### Written task
Only the number is needed: how many lines of the records include "header"?
------------------------------
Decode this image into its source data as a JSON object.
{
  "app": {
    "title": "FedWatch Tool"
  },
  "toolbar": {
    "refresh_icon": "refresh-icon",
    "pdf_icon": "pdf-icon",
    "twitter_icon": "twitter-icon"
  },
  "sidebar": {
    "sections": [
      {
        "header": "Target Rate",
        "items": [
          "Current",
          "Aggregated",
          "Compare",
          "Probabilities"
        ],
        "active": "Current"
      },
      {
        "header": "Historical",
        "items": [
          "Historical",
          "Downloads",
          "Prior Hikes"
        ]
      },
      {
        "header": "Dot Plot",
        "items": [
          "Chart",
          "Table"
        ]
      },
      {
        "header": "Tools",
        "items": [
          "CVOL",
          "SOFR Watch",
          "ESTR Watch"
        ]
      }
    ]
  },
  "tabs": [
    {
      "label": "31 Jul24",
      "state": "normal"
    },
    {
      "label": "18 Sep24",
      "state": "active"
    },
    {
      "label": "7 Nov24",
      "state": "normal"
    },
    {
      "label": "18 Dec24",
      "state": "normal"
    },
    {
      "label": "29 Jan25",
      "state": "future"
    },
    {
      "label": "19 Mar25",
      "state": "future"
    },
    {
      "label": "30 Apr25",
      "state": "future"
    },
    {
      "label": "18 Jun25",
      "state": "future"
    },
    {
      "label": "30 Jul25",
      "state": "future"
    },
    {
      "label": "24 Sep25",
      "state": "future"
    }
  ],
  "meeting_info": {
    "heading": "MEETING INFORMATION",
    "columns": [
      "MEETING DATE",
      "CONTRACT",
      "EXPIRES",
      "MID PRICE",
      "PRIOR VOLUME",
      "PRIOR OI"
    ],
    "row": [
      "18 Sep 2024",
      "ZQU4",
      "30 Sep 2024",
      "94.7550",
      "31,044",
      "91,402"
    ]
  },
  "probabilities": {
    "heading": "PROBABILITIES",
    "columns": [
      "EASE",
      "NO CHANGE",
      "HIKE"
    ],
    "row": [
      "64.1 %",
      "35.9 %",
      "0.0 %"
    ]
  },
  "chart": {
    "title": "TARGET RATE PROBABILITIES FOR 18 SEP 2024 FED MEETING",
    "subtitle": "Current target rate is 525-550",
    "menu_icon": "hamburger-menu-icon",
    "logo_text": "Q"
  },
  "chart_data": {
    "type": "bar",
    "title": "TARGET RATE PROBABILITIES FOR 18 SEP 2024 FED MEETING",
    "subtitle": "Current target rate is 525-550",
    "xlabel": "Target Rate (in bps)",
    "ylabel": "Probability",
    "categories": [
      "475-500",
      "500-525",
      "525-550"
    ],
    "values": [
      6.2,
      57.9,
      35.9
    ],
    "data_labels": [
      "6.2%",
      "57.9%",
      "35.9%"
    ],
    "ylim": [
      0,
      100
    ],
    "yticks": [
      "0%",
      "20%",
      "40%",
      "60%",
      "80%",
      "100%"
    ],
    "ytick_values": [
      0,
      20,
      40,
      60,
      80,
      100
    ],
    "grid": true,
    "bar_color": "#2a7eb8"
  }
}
------------------------------
### Expected output
4